* **RECORDS FOR PROCESSING**

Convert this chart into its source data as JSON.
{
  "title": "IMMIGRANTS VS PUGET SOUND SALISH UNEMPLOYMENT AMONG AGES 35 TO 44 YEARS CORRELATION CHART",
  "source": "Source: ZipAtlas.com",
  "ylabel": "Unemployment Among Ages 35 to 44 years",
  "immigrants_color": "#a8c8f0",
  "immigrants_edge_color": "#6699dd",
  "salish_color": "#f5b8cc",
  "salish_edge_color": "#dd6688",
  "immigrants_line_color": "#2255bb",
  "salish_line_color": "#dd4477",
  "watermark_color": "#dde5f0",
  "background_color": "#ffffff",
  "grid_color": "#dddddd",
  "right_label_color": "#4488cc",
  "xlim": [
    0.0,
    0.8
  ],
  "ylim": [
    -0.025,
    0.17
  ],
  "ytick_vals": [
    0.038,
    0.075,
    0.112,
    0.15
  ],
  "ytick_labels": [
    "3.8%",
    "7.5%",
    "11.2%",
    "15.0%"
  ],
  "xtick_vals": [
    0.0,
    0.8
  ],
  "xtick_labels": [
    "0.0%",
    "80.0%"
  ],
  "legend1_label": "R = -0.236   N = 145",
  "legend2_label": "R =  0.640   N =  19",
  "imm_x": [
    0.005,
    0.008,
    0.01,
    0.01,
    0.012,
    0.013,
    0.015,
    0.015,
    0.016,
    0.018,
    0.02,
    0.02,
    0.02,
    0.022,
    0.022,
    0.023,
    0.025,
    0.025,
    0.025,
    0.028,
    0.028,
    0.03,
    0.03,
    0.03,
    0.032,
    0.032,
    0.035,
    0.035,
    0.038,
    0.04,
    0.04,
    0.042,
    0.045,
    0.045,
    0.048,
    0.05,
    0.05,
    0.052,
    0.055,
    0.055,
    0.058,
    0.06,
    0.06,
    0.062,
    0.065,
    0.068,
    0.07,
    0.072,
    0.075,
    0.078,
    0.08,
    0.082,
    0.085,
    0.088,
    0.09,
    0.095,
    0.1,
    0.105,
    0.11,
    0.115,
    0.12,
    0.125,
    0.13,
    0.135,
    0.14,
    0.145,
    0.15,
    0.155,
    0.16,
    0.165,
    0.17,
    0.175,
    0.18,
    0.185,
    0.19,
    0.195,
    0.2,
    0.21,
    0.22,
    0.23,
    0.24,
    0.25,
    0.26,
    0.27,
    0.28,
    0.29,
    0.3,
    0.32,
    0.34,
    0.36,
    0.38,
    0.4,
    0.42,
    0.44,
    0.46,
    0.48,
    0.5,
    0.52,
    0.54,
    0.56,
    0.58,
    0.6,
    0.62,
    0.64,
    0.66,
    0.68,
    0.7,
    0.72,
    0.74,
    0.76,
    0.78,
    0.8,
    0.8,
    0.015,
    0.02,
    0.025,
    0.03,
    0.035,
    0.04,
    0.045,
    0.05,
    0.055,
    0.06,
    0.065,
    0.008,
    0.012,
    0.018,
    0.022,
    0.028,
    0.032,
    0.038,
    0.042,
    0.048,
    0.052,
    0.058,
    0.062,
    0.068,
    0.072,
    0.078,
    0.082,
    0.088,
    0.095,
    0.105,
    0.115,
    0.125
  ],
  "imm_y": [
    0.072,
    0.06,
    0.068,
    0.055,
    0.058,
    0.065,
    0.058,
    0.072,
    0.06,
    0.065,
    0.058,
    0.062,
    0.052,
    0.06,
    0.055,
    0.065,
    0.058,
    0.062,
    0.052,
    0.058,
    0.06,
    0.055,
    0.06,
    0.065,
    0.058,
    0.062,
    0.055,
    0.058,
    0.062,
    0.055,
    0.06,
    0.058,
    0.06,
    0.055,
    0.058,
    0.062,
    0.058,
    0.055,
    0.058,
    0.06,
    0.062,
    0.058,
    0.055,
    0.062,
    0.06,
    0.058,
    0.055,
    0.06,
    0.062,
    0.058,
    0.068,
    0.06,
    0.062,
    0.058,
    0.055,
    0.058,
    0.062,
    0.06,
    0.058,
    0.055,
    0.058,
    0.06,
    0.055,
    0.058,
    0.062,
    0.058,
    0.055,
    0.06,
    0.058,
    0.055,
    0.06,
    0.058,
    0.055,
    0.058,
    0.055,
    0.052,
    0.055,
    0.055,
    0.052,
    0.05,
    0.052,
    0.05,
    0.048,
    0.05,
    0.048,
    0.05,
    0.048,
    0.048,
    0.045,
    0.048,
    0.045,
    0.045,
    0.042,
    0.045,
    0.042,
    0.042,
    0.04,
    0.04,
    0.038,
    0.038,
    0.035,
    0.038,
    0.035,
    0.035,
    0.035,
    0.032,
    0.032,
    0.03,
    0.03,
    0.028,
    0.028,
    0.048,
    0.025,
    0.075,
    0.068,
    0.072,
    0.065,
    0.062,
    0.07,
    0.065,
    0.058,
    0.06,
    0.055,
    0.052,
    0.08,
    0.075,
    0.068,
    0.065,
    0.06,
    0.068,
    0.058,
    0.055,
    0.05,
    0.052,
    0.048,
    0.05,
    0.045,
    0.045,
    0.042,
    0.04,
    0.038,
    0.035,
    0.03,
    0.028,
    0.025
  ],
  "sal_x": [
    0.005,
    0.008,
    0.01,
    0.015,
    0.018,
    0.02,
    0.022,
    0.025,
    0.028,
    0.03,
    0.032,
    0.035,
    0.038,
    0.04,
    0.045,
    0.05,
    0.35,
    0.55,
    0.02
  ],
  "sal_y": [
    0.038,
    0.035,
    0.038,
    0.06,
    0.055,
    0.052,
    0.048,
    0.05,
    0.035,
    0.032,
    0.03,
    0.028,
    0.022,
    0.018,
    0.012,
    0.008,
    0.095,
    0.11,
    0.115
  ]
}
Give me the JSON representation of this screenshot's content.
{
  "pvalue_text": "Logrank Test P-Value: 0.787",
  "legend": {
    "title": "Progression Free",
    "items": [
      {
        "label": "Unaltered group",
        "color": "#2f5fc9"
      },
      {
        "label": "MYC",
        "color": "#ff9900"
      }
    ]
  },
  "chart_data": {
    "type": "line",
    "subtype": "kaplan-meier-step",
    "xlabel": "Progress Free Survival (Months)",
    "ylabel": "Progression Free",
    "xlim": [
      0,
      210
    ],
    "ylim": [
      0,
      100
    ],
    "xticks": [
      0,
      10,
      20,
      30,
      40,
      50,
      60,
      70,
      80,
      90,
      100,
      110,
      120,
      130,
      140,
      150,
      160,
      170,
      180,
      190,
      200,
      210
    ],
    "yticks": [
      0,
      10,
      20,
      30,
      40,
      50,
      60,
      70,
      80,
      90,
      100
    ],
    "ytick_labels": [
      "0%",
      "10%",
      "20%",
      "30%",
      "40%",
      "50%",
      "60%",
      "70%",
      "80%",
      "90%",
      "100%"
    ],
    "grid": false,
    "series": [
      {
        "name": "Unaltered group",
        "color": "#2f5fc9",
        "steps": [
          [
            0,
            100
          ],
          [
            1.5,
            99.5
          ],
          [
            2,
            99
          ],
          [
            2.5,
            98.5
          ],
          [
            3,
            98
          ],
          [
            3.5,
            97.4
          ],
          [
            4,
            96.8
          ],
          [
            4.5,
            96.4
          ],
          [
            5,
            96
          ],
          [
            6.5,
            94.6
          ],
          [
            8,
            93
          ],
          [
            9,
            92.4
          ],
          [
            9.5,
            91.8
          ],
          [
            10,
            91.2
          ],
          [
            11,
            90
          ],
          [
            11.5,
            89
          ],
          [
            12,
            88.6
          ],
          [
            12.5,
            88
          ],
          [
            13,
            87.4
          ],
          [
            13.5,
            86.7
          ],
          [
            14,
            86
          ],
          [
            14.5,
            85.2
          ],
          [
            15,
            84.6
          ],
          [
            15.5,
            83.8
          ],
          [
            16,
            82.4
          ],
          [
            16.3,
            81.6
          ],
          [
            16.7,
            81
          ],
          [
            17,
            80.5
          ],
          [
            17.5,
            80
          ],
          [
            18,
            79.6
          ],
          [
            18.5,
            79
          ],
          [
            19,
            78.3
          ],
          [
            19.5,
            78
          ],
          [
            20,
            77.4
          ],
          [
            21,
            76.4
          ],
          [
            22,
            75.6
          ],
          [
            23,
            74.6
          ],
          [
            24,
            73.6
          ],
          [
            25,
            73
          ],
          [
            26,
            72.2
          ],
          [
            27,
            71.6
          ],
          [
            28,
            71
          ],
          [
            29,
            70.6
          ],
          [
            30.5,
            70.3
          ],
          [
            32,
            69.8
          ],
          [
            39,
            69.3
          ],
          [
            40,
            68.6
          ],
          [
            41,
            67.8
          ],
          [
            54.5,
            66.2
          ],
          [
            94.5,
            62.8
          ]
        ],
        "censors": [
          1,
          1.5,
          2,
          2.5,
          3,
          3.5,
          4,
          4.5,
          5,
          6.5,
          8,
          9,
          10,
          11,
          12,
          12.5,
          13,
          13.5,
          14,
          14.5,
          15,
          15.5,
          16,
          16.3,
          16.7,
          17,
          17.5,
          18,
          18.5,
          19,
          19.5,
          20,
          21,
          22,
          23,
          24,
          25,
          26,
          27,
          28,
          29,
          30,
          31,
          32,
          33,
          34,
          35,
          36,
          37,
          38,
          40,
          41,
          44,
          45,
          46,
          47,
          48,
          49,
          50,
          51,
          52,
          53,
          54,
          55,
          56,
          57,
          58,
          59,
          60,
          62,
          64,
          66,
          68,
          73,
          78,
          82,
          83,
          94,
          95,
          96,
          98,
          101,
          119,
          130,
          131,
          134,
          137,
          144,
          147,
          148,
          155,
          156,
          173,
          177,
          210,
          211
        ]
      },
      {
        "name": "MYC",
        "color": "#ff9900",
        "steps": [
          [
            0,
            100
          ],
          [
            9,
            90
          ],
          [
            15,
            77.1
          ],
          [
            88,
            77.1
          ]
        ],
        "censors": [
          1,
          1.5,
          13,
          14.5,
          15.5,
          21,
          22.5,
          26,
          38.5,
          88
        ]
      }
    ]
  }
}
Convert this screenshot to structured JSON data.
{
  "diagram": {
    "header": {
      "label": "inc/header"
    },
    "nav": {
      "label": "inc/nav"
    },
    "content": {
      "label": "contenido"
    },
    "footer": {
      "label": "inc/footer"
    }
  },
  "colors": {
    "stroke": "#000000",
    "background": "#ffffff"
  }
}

* **EXERCISE PROMPT**
List each line holding the string "Progression".

* **EXERCISE SOLUTION**
    "title": "Progression Free",
    "ylabel": "Progression Free",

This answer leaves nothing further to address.